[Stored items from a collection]
———

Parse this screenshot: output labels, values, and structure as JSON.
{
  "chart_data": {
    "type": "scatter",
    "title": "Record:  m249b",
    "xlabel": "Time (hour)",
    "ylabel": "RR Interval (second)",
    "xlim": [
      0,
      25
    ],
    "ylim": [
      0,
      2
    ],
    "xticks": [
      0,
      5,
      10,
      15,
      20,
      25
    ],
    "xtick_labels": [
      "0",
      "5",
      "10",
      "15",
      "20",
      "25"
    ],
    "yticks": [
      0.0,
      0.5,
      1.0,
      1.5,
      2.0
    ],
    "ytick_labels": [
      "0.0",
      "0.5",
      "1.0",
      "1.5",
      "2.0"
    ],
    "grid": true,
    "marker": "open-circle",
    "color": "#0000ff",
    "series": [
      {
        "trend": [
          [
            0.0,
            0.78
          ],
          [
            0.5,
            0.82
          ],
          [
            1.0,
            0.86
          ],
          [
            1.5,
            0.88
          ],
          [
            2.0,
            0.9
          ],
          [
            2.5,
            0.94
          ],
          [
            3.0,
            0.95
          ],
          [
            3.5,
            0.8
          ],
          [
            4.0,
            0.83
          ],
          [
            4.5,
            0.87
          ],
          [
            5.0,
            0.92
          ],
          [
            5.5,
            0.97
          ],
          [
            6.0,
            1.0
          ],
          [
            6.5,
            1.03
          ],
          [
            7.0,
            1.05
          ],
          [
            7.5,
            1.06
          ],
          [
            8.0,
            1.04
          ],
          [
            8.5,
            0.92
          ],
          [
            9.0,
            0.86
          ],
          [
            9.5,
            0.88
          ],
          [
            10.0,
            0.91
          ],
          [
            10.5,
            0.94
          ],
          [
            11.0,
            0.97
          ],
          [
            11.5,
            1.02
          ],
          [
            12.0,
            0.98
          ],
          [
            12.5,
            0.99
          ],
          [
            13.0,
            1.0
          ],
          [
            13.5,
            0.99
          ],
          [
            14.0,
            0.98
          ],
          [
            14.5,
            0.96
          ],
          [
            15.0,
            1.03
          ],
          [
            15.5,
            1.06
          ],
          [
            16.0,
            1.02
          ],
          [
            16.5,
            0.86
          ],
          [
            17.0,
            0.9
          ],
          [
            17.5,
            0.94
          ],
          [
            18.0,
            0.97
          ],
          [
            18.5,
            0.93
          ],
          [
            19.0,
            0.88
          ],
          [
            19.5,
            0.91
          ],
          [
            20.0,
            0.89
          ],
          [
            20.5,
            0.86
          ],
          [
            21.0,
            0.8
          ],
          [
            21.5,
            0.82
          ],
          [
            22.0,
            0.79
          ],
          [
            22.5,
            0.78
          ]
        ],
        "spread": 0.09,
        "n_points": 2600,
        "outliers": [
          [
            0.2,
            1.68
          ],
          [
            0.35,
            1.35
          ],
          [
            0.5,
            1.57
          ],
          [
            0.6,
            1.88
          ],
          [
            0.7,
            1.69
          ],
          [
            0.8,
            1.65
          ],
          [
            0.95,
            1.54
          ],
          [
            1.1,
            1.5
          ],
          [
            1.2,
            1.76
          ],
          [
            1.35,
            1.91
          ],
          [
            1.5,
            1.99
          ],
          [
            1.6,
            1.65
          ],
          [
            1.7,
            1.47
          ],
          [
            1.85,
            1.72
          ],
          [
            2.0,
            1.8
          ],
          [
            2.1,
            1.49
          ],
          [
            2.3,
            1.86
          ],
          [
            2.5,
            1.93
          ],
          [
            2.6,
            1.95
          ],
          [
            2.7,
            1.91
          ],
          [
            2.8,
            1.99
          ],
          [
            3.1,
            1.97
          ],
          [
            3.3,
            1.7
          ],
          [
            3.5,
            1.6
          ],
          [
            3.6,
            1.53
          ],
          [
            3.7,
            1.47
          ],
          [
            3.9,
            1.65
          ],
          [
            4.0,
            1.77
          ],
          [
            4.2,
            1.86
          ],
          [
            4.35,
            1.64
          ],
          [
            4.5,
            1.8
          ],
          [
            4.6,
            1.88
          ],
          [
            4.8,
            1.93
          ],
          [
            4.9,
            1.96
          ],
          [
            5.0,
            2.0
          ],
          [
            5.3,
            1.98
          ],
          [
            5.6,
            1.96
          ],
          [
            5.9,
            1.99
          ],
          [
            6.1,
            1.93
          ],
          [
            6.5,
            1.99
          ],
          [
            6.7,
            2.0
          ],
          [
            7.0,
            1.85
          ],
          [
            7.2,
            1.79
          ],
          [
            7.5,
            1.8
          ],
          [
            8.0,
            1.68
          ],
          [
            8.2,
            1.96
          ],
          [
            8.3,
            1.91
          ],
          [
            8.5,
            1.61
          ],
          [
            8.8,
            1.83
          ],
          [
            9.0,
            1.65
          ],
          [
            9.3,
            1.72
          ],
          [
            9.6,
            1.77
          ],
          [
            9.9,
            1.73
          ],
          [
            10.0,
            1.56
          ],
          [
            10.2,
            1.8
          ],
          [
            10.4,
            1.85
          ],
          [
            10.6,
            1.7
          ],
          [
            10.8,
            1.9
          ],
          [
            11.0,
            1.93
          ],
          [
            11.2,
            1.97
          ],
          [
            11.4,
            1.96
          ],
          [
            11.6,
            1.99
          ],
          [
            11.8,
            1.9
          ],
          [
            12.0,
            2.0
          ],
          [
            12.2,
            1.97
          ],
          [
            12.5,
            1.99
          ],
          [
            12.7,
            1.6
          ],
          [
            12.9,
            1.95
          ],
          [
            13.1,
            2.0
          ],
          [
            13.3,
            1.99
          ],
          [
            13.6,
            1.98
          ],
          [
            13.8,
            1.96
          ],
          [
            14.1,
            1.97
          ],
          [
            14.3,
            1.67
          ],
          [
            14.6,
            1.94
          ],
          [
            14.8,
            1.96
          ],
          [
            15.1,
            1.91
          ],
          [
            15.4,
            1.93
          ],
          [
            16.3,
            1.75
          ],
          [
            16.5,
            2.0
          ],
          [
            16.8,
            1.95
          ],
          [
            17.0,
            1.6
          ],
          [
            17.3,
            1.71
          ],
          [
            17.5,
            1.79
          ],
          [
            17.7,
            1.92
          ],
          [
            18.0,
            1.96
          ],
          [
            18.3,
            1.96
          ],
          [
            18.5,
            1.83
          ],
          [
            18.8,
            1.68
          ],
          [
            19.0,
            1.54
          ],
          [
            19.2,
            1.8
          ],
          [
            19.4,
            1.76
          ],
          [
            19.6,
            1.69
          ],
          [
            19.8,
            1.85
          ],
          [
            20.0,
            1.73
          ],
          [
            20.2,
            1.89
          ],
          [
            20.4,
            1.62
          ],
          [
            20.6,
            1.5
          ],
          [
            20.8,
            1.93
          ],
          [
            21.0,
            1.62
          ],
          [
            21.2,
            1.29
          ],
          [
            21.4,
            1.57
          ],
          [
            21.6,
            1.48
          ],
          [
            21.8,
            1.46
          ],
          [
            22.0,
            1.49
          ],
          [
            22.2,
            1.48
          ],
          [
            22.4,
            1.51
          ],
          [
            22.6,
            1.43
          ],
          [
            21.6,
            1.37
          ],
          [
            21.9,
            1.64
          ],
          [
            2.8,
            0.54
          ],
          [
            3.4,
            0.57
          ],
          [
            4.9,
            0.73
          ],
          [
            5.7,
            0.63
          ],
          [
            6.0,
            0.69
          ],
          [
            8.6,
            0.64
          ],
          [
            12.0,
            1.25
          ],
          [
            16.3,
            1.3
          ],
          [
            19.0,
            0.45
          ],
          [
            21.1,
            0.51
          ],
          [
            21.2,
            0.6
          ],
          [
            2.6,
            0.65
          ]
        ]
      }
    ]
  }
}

———

Output the listing above exactly as it appears.

Parse this screenshot: output labels, values, and structure as JSON.
{
  "chart_data": {
    "type": "scatter",
    "title": "Record:  m249b",
    "xlabel": "Time (hour)",
    "ylabel": "RR Interval (second)",
    "xlim": [
      0,
      25
    ],
    "ylim": [
      0,
      2
    ],
    "xticks": [
      0,
      5,
      10,
      15,
      20,
      25
    ],
    "xtick_labels": [
      "0",
      "5",
      "10",
      "15",
      "20",
      "25"
    ],
    "yticks": [
      0.0,
      0.5,
      1.0,
      1.5,
      2.0
    ],
    "ytick_labels": [
      "0.0",
      "0.5",
      "1.0",
      "1.5",
      "2.0"
    ],
    "grid": true,
    "marker": "open-circle",
    "color": "#0000ff",
    "series": [
      {
        "trend": [
          [
            0.0,
            0.78
          ],
          [
            0.5,
            0.82
          ],
          [
            1.0,
            0.86
          ],
          [
            1.5,
            0.88
          ],
          [
            2.0,
            0.9
          ],
          [
            2.5,
            0.94
          ],
          [
            3.0,
            0.95
          ],
          [
            3.5,
            0.8
          ],
          [
            4.0,
            0.83
          ],
          [
            4.5,
            0.87
          ],
          [
            5.0,
            0.92
          ],
          [
            5.5,
            0.97
          ],
          [
            6.0,
            1.0
          ],
          [
            6.5,
            1.03
          ],
          [
            7.0,
            1.05
          ],
          [
            7.5,
            1.06
          ],
          [
            8.0,
            1.04
          ],
          [
            8.5,
            0.92
          ],
          [
            9.0,
            0.86
          ],
          [
            9.5,
            0.88
          ],
          [
            10.0,
            0.91
          ],
          [
            10.5,
            0.94
          ],
          [
            11.0,
            0.97
          ],
          [
            11.5,
            1.02
          ],
          [
            12.0,
            0.98
          ],
          [
            12.5,
            0.99
          ],
          [
            13.0,
            1.0
          ],
          [
            13.5,
            0.99
          ],
          [
            14.0,
            0.98
          ],
          [
            14.5,
            0.96
          ],
          [
            15.0,
            1.03
          ],
          [
            15.5,
            1.06
          ],
          [
            16.0,
            1.02
          ],
          [
            16.5,
            0.86
          ],
          [
            17.0,
            0.9
          ],
          [
            17.5,
            0.94
          ],
          [
            18.0,
            0.97
          ],
          [
            18.5,
            0.93
          ],
          [
            19.0,
            0.88
          ],
          [
            19.5,
            0.91
          ],
          [
            20.0,
            0.89
          ],
          [
            20.5,
            0.86
          ],
          [
            21.0,
            0.8
          ],
          [
            21.5,
            0.82
          ],
          [
            22.0,
            0.79
          ],
          [
            22.5,
            0.78
          ]
        ],
        "spread": 0.09,
        "n_points": 2600,
        "outliers": [
          [
            0.2,
            1.68
          ],
          [
            0.35,
            1.35
          ],
          [
            0.5,
            1.57
          ],
          [
            0.6,
            1.88
          ],
          [
            0.7,
            1.69
          ],
          [
            0.8,
            1.65
          ],
          [
            0.95,
            1.54
          ],
          [
            1.1,
            1.5
          ],
          [
            1.2,
            1.76
          ],
          [
            1.35,
            1.91
          ],
          [
            1.5,
            1.99
          ],
          [
            1.6,
            1.65
          ],
          [
            1.7,
            1.47
          ],
          [
            1.85,
            1.72
          ],
          [
            2.0,
            1.8
          ],
          [
            2.1,
            1.49
          ],
          [
            2.3,
            1.86
          ],
          [
            2.5,
            1.93
          ],
          [
            2.6,
            1.95
          ],
          [
            2.7,
            1.91
          ],
          [
            2.8,
            1.99
          ],
          [
            3.1,
            1.97
          ],
          [
            3.3,
            1.7
          ],
          [
            3.5,
            1.6
          ],
          [
            3.6,
            1.53
          ],
          [
            3.7,
            1.47
          ],
          [
            3.9,
            1.65
          ],
          [
            4.0,
            1.77
          ],
          [
            4.2,
            1.86
          ],
          [
            4.35,
            1.64
          ],
          [
            4.5,
            1.8
          ],
          [
            4.6,
            1.88
          ],
          [
            4.8,
            1.93
          ],
          [
            4.9,
            1.96
          ],
          [
            5.0,
            2.0
          ],
          [
            5.3,
            1.98
          ],
          [
            5.6,
            1.96
          ],
          [
            5.9,
            1.99
          ],
          [
            6.1,
            1.93
          ],
          [
            6.5,
            1.99
          ],
          [
            6.7,
            2.0
          ],
          [
            7.0,
            1.85
          ],
          [
            7.2,
            1.79
          ],
          [
            7.5,
            1.8
          ],
          [
            8.0,
            1.68
          ],
          [
            8.2,
            1.96
          ],
          [
            8.3,
            1.91
          ],
          [
            8.5,
            1.61
          ],
          [
            8.8,
            1.83
          ],
          [
            9.0,
            1.65
          ],
          [
            9.3,
            1.72
          ],
          [
            9.6,
            1.77
          ],
          [
            9.9,
            1.73
          ],
          [
            10.0,
            1.56
          ],
          [
            10.2,
            1.8
          ],
          [
            10.4,
            1.85
          ],
          [
            10.6,
            1.7
          ],
          [
            10.8,
            1.9
          ],
          [
            11.0,
            1.93
          ],
          [
            11.2,
            1.97
          ],
          [
            11.4,
            1.96
          ],
          [
            11.6,
            1.99
          ],
          [
            11.8,
            1.9
          ],
          [
            12.0,
            2.0
          ],
          [
            12.2,
            1.97
          ],
          [
            12.5,
            1.99
          ],
          [
            12.7,
            1.6
          ],
          [
            12.9,
            1.95
          ],
          [
            13.1,
            2.0
          ],
          [
            13.3,
            1.99
          ],
          [
            13.6,
            1.98
          ],
          [
            13.8,
            1.96
          ],
          [
            14.1,
            1.97
          ],
          [
            14.3,
            1.67
          ],
          [
            14.6,
            1.94
          ],
          [
            14.8,
            1.96
          ],
          [
            15.1,
            1.91
          ],
          [
            15.4,
            1.93
          ],
          [
            16.3,
            1.75
          ],
          [
            16.5,
            2.0
          ],
          [
            16.8,
            1.95
          ],
          [
            17.0,
            1.6
          ],
          [
            17.3,
            1.71
          ],
          [
            17.5,
            1.79
          ],
          [
            17.7,
            1.92
          ],
          [
            18.0,
            1.96
          ],
          [
            18.3,
            1.96
          ],
          [
            18.5,
            1.83
          ],
          [
            18.8,
            1.68
          ],
          [
            19.0,
            1.54
          ],
          [
            19.2,
            1.8
          ],
          [
            19.4,
            1.76
          ],
          [
            19.6,
            1.69
          ],
          [
            19.8,
            1.85
          ],
          [
            20.0,
            1.73
          ],
          [
            20.2,
            1.89
          ],
          [
            20.4,
            1.62
          ],
          [
            20.6,
            1.5
          ],
          [
            20.8,
            1.93
          ],
          [
            21.0,
            1.62
          ],
          [
            21.2,
            1.29
          ],
          [
            21.4,
            1.57
          ],
          [
            21.6,
            1.48
          ],
          [
            21.8,
            1.46
          ],
          [
            22.0,
            1.49
          ],
          [
            22.2,
            1.48
          ],
          [
            22.4,
            1.51
          ],
          [
            22.6,
            1.43
          ],
          [
            21.6,
            1.37
          ],
          [
            21.9,
            1.64
          ],
          [
            2.8,
            0.54
          ],
          [
            3.4,
            0.57
          ],
          [
            4.9,
            0.73
          ],
          [
            5.7,
            0.63
          ],
          [
            6.0,
            0.69
          ],
          [
            8.6,
            0.64
          ],
          [
            12.0,
            1.25
          ],
          [
            16.3,
            1.3
          ],
          [
            19.0,
            0.45
          ],
          [
            21.1,
            0.51
          ],
          [
            21.2,
            0.6
          ],
          [
            2.6,
            0.65
          ]
        ]
      }
    ]
  }
}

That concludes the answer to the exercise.